## À faire
Prolongez le texte sur les manières de débattre à partir de sa dernière phrase, sans rien reprendre de ce qui précède.

## Texte fourni
======
Mais, on l’aura compris, cette façon de débattre se trouve à l’opposé de celle qui n’a d’autre objectif que de déterminer qui vainc et qui succombe dans un débat, peu importe la sincérité, la connaissance, la vérité, lesquelles sont de fait ainsi négligées. Ce genre de joute, qui est toujours liée à des questions de pouvoir, se cantonne d’autant plus facilement à ce classement des performances personnelles qu’elle se donne l’allure de chercher néanmoins la sincérité, la connaissance, la vérité. Celui qui se risquerait, dans un débat où il faut vaincre, à « ne dire qu’à demy », celui-là serait sûr de succomber.
======
## Enregistrements de données
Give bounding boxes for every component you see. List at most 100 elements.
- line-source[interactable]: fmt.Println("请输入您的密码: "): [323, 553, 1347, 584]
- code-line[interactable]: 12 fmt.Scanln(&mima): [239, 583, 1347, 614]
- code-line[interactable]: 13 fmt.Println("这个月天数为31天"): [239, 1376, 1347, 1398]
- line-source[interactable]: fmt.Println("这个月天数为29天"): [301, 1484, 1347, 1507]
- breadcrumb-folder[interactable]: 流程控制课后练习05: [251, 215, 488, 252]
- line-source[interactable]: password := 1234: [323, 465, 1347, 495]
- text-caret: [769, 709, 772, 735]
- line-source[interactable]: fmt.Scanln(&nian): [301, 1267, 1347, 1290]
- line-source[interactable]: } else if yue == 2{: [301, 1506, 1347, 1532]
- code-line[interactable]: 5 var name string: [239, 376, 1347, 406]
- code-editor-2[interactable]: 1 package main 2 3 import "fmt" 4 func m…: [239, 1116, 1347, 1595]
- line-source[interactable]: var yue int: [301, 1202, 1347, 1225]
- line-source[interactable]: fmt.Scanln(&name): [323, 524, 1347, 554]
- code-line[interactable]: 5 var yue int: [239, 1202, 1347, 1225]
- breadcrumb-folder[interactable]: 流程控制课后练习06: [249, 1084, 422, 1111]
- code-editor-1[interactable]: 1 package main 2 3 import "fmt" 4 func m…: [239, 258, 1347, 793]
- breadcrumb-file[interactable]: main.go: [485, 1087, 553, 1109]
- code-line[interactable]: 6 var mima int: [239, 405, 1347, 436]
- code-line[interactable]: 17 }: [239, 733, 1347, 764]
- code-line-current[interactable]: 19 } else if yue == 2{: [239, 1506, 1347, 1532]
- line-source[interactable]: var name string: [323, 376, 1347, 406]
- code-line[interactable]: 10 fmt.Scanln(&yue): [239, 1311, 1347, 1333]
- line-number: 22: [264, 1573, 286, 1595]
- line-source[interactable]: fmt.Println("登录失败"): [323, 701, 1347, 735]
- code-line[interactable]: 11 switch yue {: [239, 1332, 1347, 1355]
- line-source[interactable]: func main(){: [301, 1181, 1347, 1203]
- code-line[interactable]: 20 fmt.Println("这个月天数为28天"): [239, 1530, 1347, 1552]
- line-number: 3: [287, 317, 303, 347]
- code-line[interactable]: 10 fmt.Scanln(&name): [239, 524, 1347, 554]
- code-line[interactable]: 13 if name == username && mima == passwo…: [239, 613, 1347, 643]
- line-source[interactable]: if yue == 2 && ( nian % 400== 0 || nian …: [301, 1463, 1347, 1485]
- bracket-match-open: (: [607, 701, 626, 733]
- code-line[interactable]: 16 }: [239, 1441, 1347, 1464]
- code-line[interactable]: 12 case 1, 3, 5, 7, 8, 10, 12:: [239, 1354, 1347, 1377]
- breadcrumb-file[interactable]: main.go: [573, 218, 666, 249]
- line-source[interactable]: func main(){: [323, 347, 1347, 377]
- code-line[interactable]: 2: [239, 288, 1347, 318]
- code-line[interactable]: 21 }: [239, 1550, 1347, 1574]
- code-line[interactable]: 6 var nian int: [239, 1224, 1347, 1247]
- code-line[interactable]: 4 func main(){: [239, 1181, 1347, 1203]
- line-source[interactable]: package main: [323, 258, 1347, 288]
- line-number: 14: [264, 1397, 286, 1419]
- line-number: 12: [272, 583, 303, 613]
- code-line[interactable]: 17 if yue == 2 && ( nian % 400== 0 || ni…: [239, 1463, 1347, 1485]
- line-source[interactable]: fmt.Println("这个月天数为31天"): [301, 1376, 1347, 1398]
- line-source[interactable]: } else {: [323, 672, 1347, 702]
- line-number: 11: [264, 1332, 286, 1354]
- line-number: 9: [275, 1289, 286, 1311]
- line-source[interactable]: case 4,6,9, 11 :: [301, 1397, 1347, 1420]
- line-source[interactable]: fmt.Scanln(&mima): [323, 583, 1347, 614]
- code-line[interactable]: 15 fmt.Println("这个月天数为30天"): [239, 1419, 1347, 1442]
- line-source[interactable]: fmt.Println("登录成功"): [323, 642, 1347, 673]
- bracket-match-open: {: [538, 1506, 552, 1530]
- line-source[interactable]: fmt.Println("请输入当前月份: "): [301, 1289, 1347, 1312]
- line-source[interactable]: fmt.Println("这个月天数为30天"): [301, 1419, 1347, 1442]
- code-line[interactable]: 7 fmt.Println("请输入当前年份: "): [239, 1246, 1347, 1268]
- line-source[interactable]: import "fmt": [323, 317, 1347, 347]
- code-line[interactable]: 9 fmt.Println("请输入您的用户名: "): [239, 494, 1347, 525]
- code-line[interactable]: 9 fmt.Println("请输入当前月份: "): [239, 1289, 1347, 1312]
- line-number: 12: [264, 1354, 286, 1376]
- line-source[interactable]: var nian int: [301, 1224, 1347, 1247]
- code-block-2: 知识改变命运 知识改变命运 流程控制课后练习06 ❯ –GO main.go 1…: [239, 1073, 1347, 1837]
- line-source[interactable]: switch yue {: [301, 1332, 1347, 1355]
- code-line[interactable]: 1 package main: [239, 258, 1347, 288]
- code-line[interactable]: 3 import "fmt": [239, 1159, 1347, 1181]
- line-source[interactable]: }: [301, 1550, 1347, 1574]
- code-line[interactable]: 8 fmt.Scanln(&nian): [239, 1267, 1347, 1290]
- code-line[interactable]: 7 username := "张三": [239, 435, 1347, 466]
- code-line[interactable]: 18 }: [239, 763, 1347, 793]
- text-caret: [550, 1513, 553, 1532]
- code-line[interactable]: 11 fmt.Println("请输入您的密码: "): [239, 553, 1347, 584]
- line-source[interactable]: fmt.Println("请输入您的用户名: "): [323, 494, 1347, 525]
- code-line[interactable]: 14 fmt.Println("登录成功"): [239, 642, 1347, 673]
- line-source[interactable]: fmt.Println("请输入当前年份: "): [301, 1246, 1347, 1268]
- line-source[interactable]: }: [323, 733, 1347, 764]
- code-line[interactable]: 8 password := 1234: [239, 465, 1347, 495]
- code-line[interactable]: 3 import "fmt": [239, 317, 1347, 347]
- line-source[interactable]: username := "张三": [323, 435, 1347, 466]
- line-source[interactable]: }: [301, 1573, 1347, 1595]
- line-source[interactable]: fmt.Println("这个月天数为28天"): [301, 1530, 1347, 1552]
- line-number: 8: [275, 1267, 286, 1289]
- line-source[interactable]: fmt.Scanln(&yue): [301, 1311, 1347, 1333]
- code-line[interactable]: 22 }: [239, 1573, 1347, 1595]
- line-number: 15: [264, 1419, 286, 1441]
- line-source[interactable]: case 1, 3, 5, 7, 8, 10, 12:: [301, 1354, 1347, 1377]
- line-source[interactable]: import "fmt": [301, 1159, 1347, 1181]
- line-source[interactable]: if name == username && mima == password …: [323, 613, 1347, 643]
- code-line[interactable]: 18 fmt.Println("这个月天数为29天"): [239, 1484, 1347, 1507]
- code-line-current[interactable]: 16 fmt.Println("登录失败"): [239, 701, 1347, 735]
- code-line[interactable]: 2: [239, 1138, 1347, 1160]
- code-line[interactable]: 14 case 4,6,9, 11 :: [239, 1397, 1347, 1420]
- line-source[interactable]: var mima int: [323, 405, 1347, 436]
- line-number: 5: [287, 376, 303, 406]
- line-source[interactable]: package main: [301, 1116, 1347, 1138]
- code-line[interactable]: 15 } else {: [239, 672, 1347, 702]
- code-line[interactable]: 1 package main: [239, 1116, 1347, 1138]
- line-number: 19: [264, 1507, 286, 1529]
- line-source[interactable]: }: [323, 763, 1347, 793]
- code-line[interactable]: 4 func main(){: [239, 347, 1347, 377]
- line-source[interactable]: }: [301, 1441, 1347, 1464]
======
## Réponse au problème
Il y a donc débat et débat. Souhaiter débattre pour rencontrer la contradiction, pour progresser dans ses propres idées, pour ne se soucier que de vérité, pour abandonner toute autre ambition que de maîtriser son propre esprit, voilà qui s’écarte radicalement de tout débat commun. Et si le débat parrhèsiastique promet d’être fécond, c’est parce que la solitude et le loisir ne sont guère propices à l’exercice de la raison. Montaigne lui-même en a fait l’expérience :
« Dernierement que je me retiray chez moy, deliberé autant que je pourroy, ne me mesler d'autre chose, que de passer en repos, et à part, ce peu qui me reste de vie : il me sembloit ne pouvoir faire plus grande faveur à mon esprit, que de le laisser en pleine oysiveté, s'entretenir soy-mesmes, et s'arrester et rasseoir en soy : Ce que j'esperois qu'il peust meshuy faire plus aysément, devenu avec le temps, plus poisant, et plus meur : Mais je trouve, […] qu'au rebours faisant le cheval eschappé, il se donne cent fois plus de carriere à soy-mesmes, qu'il ne prenoit pour autruy : et m'enfante tant de chimeres et monstres fantasques les uns sur les autres, sans ordre, et sans propos, que pour en contempler à mon ayse l'ineptie et l'estrangeté, j'ay commencé de les mettre en rolle : esperant avec le temps, luy en faire honte à luy mesmes. » 

Les lumières - si tant est qu’elles soient accessibles - ne sont pas uniquement à espérer du côté de ce type de débat, fondé sur le franc-parler. Le rapport de maître à élève peut aussi avoir ses vertus. Qu’est-ce donc, sinon ce genre de rapport, dont use Diogène dans l’anecdote du saperde (12) ?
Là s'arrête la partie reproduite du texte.